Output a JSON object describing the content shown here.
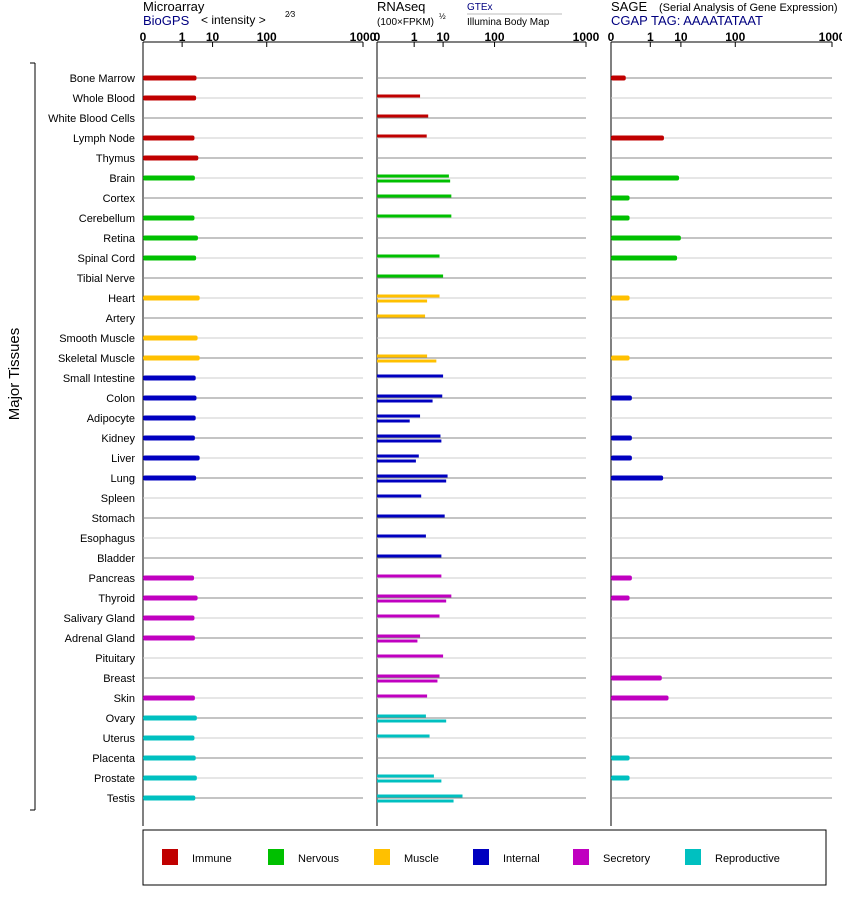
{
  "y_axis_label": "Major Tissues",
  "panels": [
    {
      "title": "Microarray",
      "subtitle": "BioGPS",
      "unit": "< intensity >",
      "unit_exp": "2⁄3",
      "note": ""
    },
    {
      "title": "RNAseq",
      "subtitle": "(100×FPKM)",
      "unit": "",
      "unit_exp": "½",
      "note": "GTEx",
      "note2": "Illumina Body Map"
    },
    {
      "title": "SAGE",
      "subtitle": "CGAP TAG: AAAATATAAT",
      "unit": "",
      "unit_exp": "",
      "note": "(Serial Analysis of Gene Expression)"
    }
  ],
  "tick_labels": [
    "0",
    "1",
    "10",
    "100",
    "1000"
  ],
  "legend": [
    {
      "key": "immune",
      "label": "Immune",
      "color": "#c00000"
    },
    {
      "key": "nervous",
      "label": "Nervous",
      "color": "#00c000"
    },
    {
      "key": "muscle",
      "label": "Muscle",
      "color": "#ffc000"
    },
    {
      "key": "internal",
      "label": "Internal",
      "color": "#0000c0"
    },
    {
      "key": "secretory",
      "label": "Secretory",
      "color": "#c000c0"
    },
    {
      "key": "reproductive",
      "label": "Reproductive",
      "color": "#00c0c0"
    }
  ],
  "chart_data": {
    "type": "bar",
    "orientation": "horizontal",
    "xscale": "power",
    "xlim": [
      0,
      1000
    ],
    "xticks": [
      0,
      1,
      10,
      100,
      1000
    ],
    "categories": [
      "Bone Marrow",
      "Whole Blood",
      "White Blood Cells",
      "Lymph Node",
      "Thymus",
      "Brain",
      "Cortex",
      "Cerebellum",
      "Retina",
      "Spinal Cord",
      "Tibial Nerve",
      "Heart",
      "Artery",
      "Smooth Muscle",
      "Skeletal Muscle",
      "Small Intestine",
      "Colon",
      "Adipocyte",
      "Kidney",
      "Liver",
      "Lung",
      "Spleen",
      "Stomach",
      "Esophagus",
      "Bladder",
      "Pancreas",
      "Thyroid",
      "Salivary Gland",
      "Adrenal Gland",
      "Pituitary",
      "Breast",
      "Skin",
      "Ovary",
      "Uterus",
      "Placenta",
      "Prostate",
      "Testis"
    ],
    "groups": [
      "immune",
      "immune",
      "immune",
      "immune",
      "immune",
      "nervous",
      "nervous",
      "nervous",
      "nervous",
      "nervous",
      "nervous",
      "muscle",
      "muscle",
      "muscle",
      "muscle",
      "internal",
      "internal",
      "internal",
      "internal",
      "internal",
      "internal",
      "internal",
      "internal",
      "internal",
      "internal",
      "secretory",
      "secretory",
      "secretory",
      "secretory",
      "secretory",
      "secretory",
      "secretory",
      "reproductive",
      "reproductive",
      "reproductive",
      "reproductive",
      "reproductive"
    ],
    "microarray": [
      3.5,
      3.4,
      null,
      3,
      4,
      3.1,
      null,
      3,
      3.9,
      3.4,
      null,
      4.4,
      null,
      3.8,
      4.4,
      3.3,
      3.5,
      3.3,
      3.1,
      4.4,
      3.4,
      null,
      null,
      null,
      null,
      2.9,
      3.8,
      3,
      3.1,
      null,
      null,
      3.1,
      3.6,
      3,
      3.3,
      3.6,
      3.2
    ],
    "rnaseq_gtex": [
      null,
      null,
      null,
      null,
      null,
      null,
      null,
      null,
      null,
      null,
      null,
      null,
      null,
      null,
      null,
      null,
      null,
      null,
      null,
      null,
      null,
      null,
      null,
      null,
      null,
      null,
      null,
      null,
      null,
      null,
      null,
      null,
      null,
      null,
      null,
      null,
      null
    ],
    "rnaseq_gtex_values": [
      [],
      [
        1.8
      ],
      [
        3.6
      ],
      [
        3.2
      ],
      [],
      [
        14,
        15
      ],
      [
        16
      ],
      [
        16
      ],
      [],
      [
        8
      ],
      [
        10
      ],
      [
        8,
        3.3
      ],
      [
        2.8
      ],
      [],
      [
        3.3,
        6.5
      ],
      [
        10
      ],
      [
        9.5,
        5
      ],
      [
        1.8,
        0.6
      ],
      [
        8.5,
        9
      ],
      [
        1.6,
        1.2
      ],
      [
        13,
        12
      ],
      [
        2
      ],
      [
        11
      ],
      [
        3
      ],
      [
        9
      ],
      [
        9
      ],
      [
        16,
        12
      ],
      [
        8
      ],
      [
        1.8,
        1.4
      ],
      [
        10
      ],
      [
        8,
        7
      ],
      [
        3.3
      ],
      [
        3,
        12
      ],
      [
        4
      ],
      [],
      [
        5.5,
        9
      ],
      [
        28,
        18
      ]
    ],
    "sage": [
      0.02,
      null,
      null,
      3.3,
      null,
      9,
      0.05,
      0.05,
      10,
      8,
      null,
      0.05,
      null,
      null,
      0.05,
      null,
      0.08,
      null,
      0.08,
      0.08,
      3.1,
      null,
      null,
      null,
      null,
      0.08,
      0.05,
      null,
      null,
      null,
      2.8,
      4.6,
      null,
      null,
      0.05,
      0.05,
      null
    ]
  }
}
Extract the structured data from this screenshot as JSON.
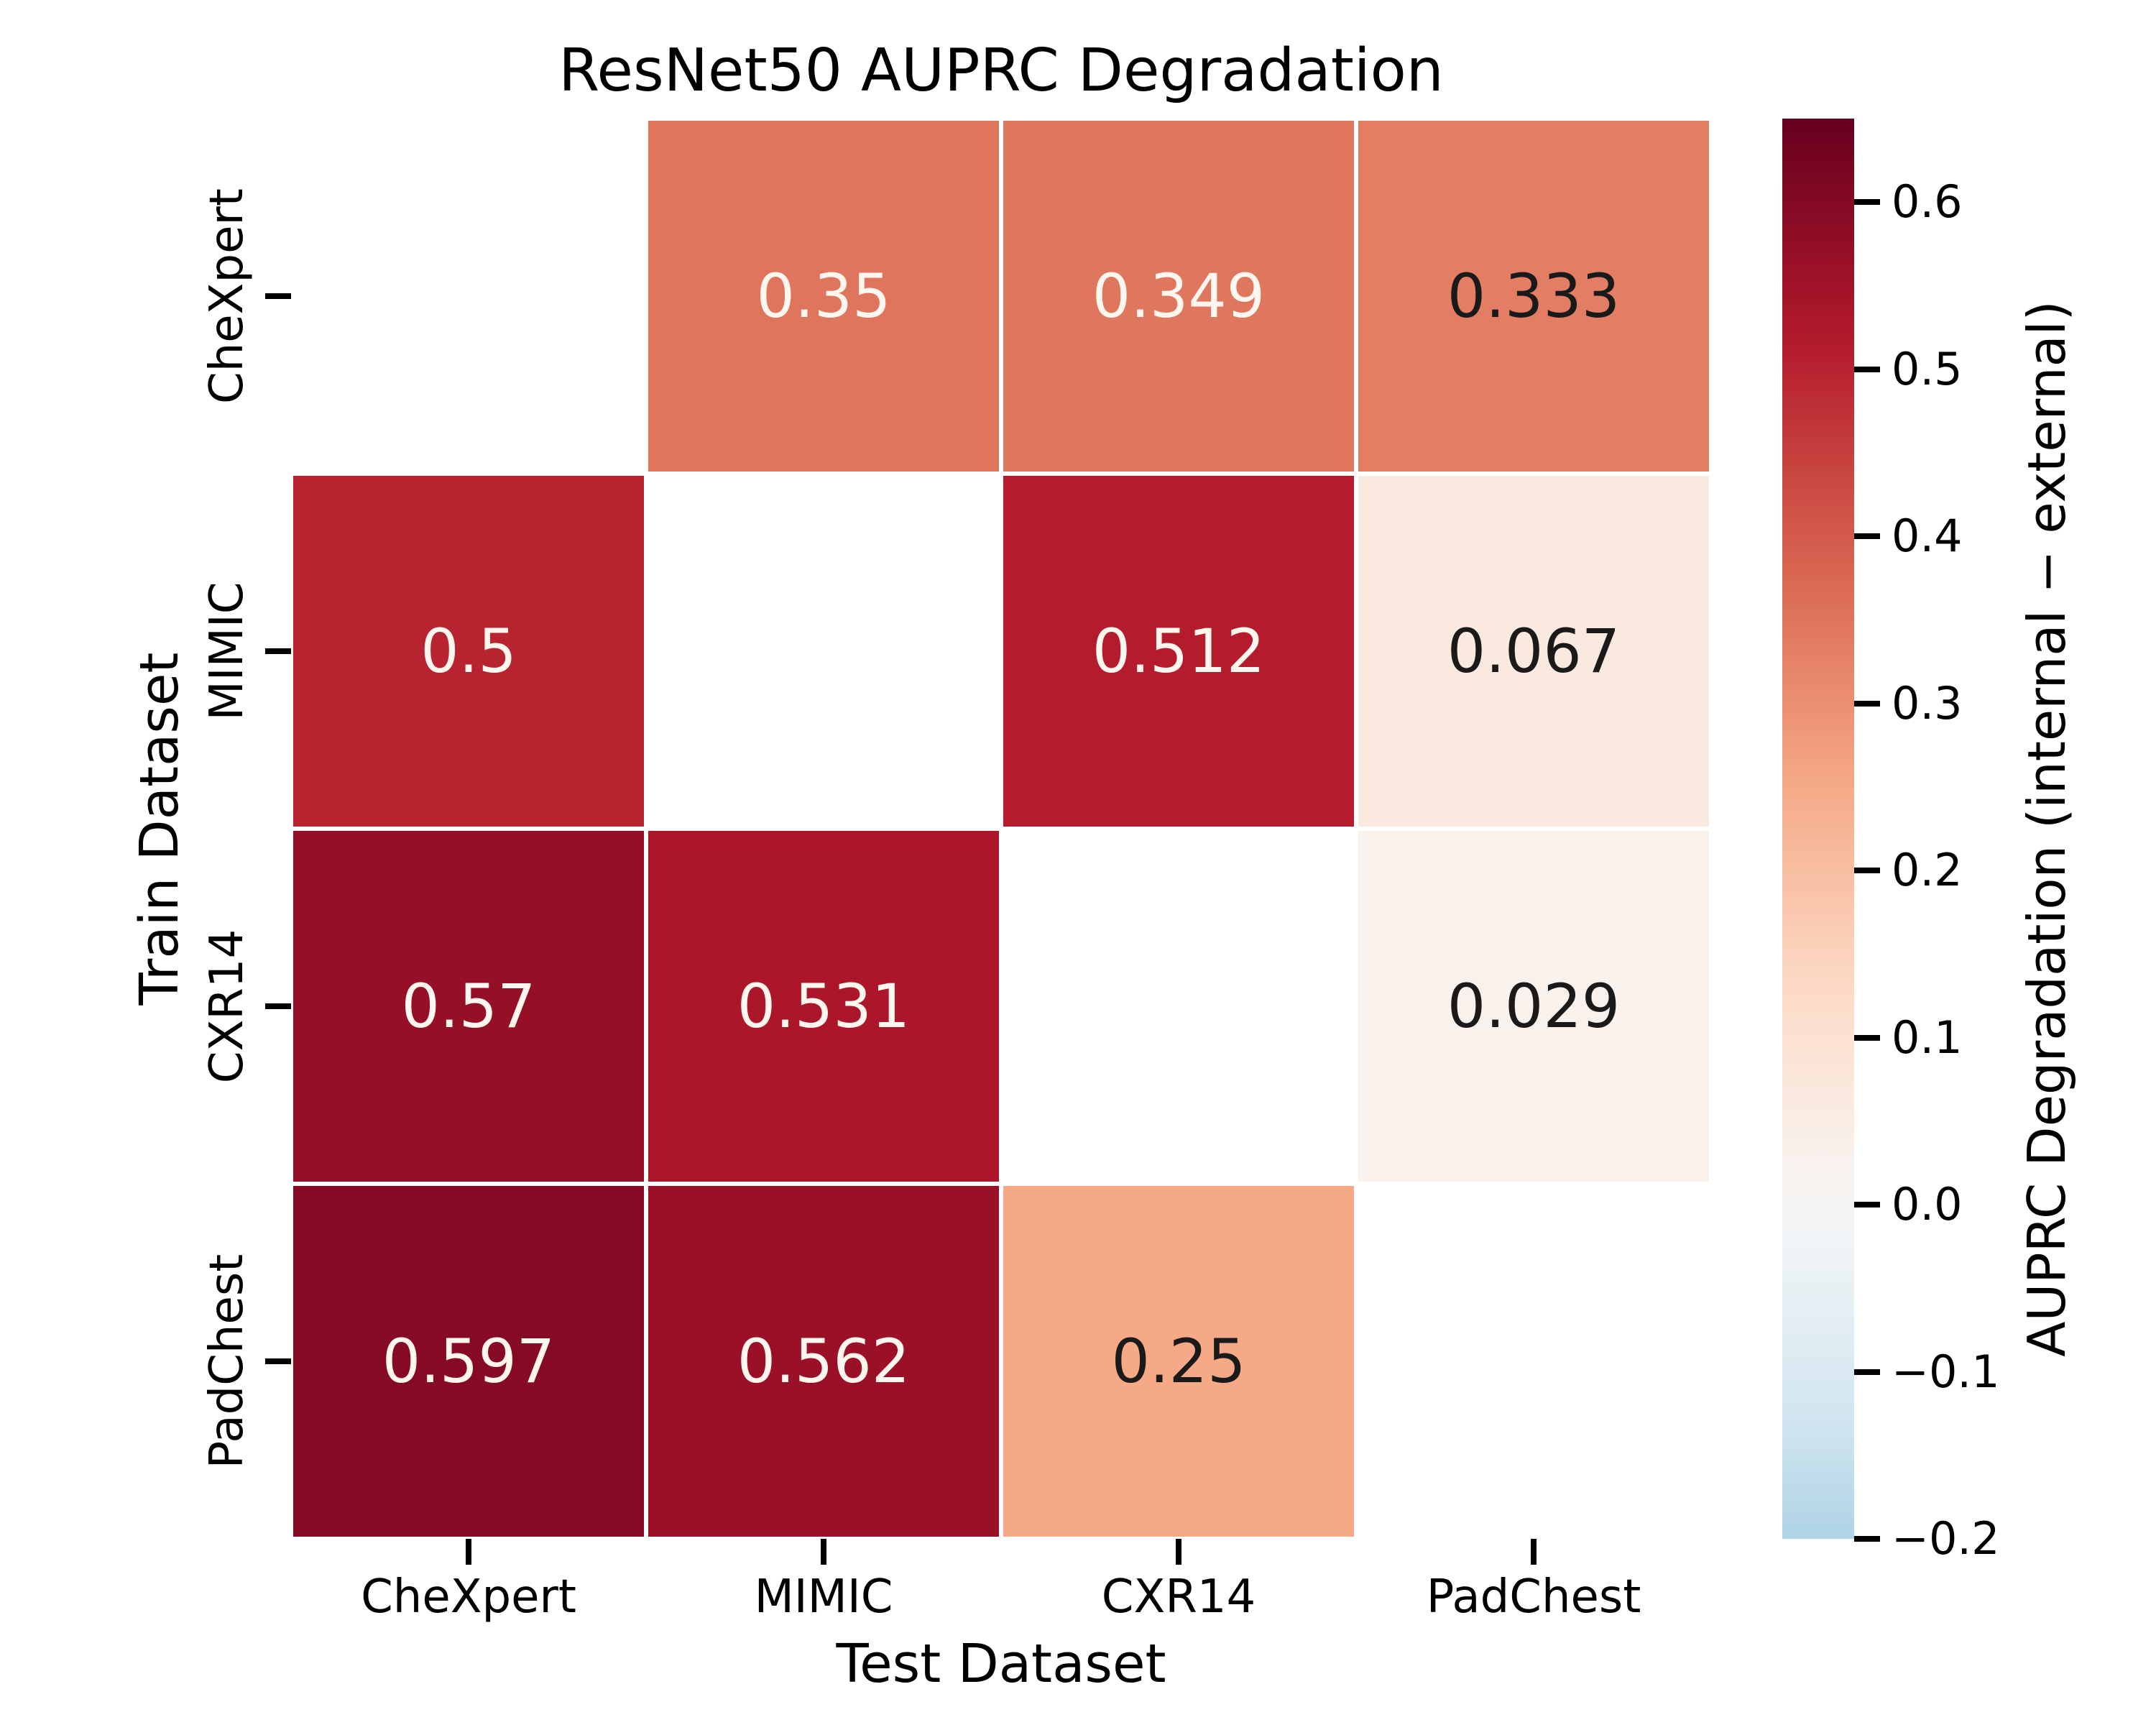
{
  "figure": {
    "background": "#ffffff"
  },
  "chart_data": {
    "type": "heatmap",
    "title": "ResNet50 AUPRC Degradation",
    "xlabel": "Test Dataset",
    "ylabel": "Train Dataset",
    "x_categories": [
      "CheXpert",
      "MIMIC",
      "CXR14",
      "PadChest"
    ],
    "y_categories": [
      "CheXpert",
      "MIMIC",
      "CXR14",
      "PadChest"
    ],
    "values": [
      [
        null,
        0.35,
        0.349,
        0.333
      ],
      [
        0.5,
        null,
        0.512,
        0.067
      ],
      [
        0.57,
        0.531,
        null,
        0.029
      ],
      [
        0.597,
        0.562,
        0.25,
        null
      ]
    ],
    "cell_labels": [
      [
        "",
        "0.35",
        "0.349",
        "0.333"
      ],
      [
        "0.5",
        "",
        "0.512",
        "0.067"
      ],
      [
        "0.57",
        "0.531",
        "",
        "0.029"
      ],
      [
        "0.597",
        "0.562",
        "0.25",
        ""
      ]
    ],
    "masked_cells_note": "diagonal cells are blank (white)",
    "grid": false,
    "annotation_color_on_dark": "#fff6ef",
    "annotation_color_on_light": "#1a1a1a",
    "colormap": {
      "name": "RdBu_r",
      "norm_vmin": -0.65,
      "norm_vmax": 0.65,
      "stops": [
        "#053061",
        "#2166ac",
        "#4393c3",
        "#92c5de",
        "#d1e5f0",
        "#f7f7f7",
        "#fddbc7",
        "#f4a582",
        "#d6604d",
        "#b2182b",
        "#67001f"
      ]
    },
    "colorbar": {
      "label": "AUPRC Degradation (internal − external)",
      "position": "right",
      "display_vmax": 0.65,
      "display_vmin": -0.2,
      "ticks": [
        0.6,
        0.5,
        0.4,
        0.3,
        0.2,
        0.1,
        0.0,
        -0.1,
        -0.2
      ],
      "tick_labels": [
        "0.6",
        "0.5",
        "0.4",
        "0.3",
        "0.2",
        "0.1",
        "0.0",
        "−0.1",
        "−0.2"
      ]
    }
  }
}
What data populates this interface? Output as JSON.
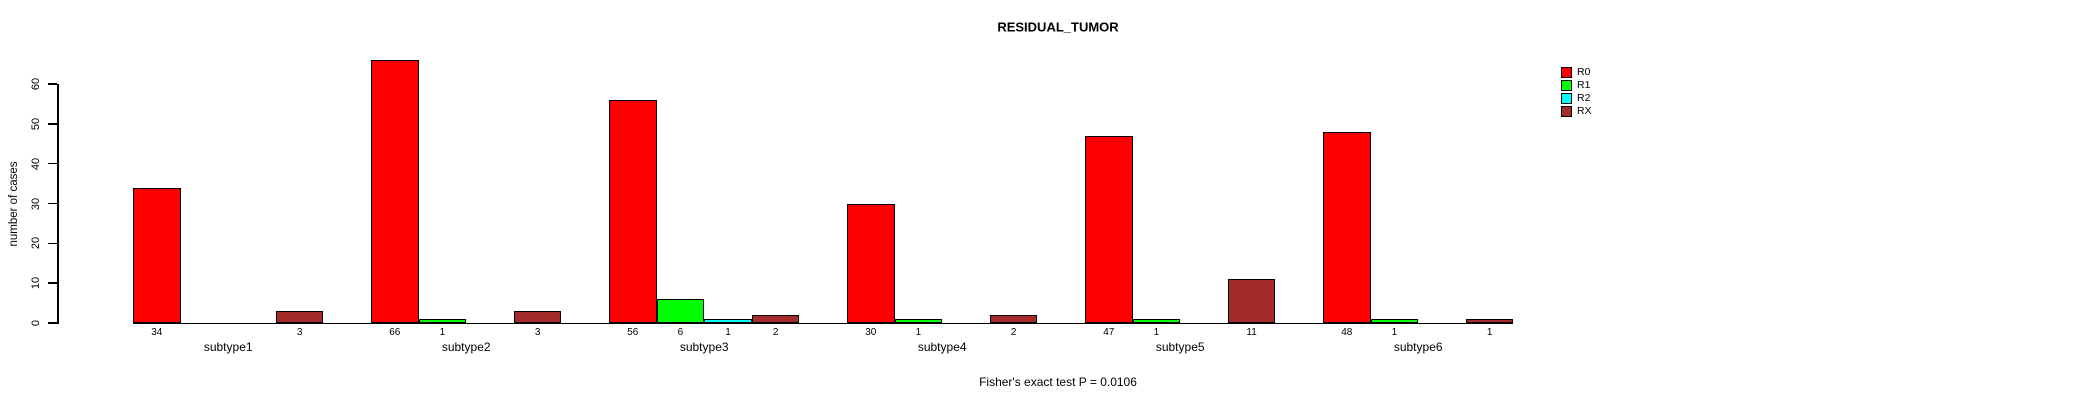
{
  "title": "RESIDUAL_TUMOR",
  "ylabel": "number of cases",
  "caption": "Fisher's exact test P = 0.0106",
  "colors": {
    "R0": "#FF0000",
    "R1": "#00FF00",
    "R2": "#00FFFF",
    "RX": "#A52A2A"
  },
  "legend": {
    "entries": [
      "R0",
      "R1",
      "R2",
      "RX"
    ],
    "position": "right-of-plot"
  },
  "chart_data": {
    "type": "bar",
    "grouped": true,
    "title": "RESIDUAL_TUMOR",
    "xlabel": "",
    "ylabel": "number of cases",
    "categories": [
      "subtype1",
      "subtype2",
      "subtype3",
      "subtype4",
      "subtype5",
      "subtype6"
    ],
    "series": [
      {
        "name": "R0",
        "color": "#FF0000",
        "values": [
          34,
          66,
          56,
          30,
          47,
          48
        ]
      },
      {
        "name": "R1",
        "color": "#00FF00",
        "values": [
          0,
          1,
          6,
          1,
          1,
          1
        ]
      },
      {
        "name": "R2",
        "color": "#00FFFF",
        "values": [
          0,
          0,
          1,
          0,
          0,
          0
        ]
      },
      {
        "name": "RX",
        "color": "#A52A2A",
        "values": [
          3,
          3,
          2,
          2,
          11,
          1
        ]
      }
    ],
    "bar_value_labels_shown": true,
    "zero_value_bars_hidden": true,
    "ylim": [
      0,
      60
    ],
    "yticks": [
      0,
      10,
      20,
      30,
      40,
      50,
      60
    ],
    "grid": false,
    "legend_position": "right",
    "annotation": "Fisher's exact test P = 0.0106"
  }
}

=-=-=-=-=

(Task instructions)
Your task is to copy each line from the material above that includes the word "Fisher".

(Answer below)
  "caption": "Fisher's exact test P = 0.0106",
    "annotation": "Fisher's exact test P = 0.0106"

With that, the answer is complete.